WHAT THE EXERCISE ASKS => Your answer should be only a number: how many lines include the word "page".

PROVIDED DATA =>
• • • • • • •
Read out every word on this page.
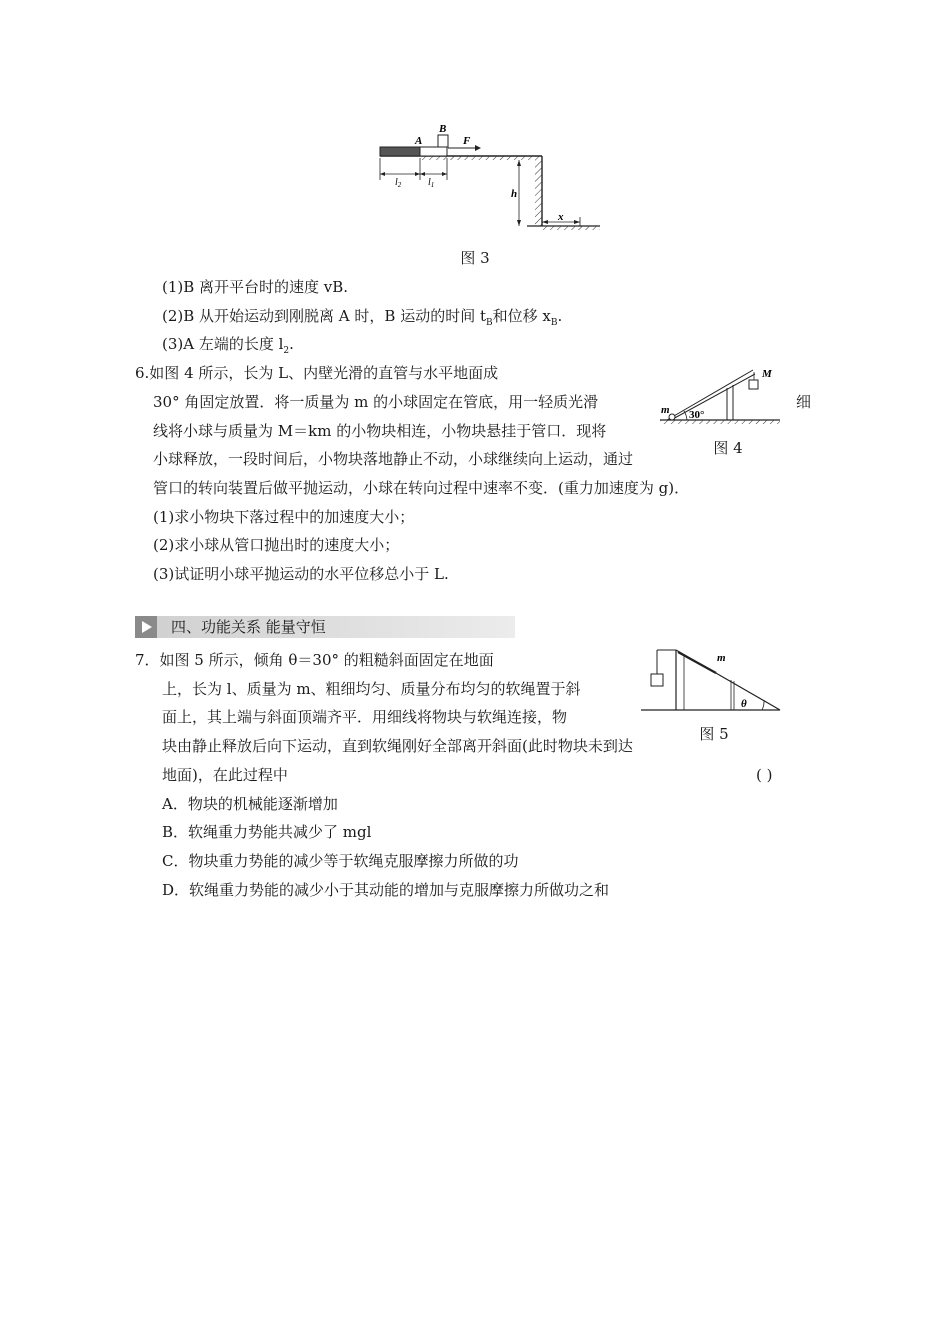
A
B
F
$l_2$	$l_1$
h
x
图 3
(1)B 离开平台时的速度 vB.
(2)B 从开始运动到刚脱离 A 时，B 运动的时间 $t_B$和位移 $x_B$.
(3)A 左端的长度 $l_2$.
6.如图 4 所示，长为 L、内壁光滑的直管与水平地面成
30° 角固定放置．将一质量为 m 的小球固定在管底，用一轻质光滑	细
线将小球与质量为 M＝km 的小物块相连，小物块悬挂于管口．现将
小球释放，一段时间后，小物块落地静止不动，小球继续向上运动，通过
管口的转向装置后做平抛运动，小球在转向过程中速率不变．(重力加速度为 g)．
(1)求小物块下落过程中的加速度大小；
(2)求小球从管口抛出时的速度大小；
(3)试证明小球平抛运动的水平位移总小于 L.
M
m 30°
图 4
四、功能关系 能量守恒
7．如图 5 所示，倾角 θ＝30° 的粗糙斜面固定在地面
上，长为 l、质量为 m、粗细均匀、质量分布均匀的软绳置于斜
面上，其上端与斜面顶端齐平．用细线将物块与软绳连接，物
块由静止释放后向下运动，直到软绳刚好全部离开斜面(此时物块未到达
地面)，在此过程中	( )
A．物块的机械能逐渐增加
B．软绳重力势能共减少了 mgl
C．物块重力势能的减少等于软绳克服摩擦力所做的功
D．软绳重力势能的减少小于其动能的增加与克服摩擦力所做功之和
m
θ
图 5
• • • • • • •
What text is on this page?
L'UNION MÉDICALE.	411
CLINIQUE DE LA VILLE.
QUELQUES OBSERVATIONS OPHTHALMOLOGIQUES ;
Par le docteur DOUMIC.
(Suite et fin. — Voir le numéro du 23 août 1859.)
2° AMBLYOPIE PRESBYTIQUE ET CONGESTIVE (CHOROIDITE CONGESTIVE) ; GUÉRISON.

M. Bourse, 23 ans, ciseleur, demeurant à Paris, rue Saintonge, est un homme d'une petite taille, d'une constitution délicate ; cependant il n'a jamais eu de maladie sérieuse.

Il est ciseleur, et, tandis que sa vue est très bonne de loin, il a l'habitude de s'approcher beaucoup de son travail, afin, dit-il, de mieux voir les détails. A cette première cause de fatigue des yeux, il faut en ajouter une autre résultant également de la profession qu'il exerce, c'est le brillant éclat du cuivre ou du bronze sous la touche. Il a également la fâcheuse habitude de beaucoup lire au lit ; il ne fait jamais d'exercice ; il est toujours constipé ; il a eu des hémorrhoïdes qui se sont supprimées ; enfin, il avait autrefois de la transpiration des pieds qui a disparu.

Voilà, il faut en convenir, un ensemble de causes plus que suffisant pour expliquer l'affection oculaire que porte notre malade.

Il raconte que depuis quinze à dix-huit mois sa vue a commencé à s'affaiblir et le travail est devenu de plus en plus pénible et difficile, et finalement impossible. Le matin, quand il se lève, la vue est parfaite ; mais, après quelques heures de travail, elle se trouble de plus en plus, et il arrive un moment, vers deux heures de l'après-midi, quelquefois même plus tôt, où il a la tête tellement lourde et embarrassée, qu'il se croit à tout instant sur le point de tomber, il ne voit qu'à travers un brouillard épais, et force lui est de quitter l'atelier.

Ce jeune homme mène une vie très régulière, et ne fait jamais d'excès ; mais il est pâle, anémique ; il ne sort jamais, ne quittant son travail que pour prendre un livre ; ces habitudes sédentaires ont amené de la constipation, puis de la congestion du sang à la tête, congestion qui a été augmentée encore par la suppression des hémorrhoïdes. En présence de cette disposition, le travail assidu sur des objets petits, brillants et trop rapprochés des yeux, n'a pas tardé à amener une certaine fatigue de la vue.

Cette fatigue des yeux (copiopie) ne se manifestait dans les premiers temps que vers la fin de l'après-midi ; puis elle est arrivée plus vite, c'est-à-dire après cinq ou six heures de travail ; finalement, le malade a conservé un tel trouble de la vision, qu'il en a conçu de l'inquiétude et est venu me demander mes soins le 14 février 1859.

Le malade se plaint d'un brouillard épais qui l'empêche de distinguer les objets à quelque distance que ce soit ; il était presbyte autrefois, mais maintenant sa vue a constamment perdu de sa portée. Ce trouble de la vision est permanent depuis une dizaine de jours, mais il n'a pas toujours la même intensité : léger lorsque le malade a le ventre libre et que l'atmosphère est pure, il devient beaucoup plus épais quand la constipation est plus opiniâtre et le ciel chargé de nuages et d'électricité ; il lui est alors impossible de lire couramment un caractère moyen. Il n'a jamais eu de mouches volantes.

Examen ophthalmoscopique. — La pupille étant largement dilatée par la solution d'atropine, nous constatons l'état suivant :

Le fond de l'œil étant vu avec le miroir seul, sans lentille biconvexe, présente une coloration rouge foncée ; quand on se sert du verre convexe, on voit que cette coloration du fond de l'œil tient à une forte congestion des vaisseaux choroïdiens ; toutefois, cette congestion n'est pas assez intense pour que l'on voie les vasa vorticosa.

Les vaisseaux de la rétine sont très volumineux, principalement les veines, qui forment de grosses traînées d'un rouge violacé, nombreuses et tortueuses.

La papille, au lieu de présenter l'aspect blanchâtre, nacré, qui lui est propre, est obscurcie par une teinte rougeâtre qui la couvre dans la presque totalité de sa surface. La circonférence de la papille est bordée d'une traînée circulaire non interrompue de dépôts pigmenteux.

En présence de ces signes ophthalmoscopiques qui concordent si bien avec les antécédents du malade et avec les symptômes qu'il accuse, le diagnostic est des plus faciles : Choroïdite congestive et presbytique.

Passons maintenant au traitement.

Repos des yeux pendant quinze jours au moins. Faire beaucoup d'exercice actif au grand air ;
• • • • • • •
WRITTEN SOLUTION => 2